§ **Work required**
Could you extract every entry below and reproduce it exactly?

§ **Record extracts**
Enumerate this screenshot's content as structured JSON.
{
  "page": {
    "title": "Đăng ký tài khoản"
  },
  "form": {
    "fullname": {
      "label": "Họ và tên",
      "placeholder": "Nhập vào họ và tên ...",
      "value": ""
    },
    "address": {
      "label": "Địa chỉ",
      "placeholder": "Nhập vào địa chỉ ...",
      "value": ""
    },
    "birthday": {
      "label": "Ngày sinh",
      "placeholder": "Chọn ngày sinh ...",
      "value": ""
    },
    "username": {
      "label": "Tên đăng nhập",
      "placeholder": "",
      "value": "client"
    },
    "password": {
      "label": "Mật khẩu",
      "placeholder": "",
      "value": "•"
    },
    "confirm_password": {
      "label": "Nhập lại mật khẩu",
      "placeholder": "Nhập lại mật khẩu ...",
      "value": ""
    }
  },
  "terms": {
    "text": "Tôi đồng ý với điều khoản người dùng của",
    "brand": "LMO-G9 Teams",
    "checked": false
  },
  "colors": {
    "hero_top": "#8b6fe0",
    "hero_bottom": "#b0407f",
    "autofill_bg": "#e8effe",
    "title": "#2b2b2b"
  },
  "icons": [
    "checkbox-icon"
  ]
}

§ **Result**
Enumerate this screenshot's content as structured JSON.
{
  "page": {
    "title": "Đăng ký tài khoản"
  },
  "form": {
    "fullname": {
      "label": "Họ và tên",
      "placeholder": "Nhập vào họ và tên ...",
      "value": ""
    },
    "address": {
      "label": "Địa chỉ",
      "placeholder": "Nhập vào địa chỉ ...",
      "value": ""
    },
    "birthday": {
      "label": "Ngày sinh",
      "placeholder": "Chọn ngày sinh ...",
      "value": ""
    },
    "username": {
      "label": "Tên đăng nhập",
      "placeholder": "",
      "value": "client"
    },
    "password": {
      "label": "Mật khẩu",
      "placeholder": "",
      "value": "•"
    },
    "confirm_password": {
      "label": "Nhập lại mật khẩu",
      "placeholder": "Nhập lại mật khẩu ...",
      "value": ""
    }
  },
  "terms": {
    "text": "Tôi đồng ý với điều khoản người dùng của",
    "brand": "LMO-G9 Teams",
    "checked": false
  },
  "colors": {
    "hero_top": "#8b6fe0",
    "hero_bottom": "#b0407f",
    "autofill_bg": "#e8effe",
    "title": "#2b2b2b"
  },
  "icons": [
    "checkbox-icon"
  ]
}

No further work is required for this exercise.